**What the task asks:** Collect each line holding the string "label".
>> start Data listing
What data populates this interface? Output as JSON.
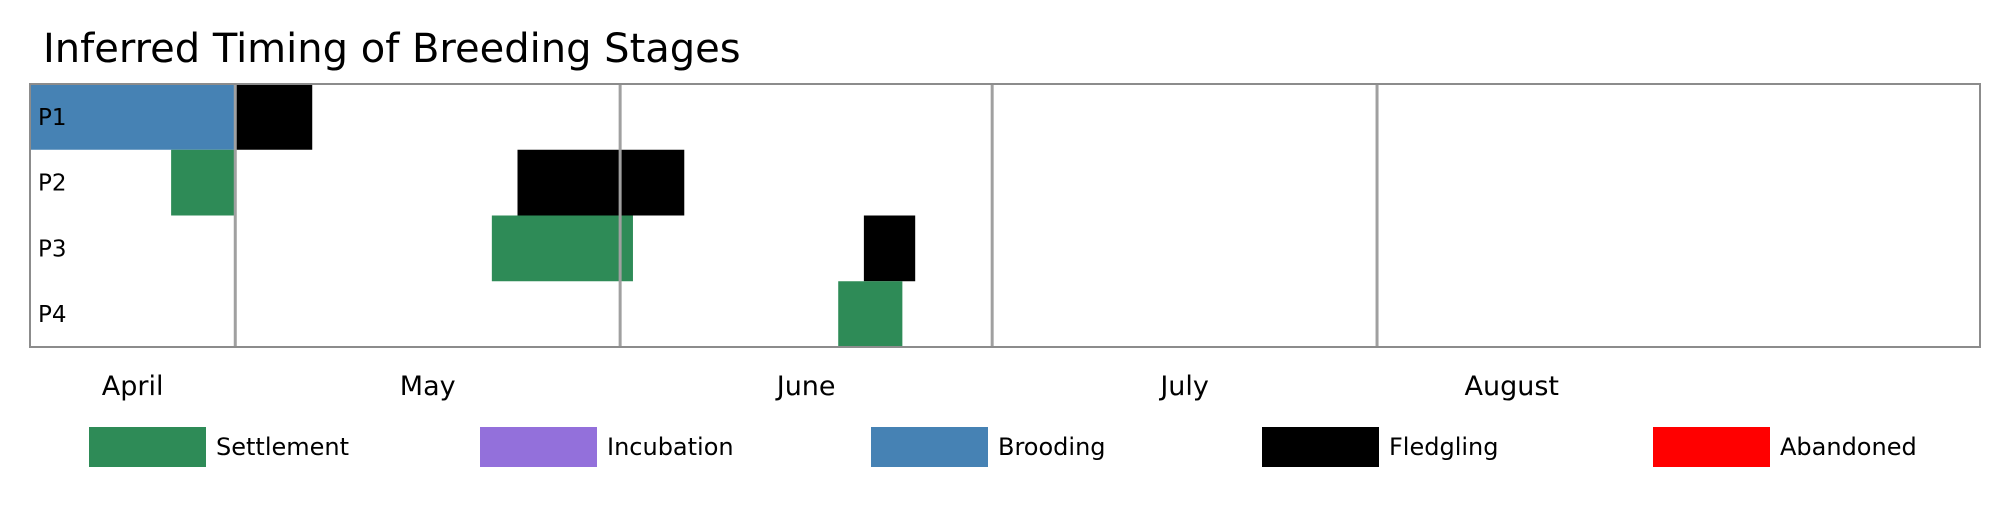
{
  "chart_data": {
    "type": "gantt",
    "title": "Inferred Timing of Breeding Stages",
    "x_start": "2023-04-01",
    "x_end": "2023-08-31",
    "months": [
      {
        "label": "April",
        "start": "2023-04-01",
        "end": "2023-04-17"
      },
      {
        "label": "May",
        "start": "2023-04-17",
        "end": "2023-05-17"
      },
      {
        "label": "June",
        "start": "2023-05-17",
        "end": "2023-06-15"
      },
      {
        "label": "July",
        "start": "2023-06-15",
        "end": "2023-07-15"
      },
      {
        "label": "August",
        "start": "2023-07-15",
        "end": "2023-08-05"
      }
    ],
    "rows": [
      "P1",
      "P2",
      "P3",
      "P4"
    ],
    "stages": [
      {
        "name": "Settlement",
        "color": "#2e8b57"
      },
      {
        "name": "Incubation",
        "color": "#9370db"
      },
      {
        "name": "Brooding",
        "color": "#4682b4"
      },
      {
        "name": "Fledgling",
        "color": "#000000"
      },
      {
        "name": "Abandoned",
        "color": "#ff0000"
      }
    ],
    "bars": [
      {
        "row": "P1",
        "stage": "Brooding",
        "start": "2023-04-01",
        "end": "2023-04-17"
      },
      {
        "row": "P1",
        "stage": "Fledgling",
        "start": "2023-04-17",
        "end": "2023-04-23"
      },
      {
        "row": "P2",
        "stage": "Settlement",
        "start": "2023-04-12",
        "end": "2023-04-17"
      },
      {
        "row": "P2",
        "stage": "Fledgling",
        "start": "2023-05-09",
        "end": "2023-05-22"
      },
      {
        "row": "P3",
        "stage": "Settlement",
        "start": "2023-05-07",
        "end": "2023-05-18"
      },
      {
        "row": "P3",
        "stage": "Fledgling",
        "start": "2023-06-05",
        "end": "2023-06-09"
      },
      {
        "row": "P4",
        "stage": "Settlement",
        "start": "2023-06-03",
        "end": "2023-06-08"
      }
    ]
  }
}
>> end Data listing
**Right answer:**
        "label": "April",
        "label": "May",
        "label": "June",
        "label": "July",
        "label": "August",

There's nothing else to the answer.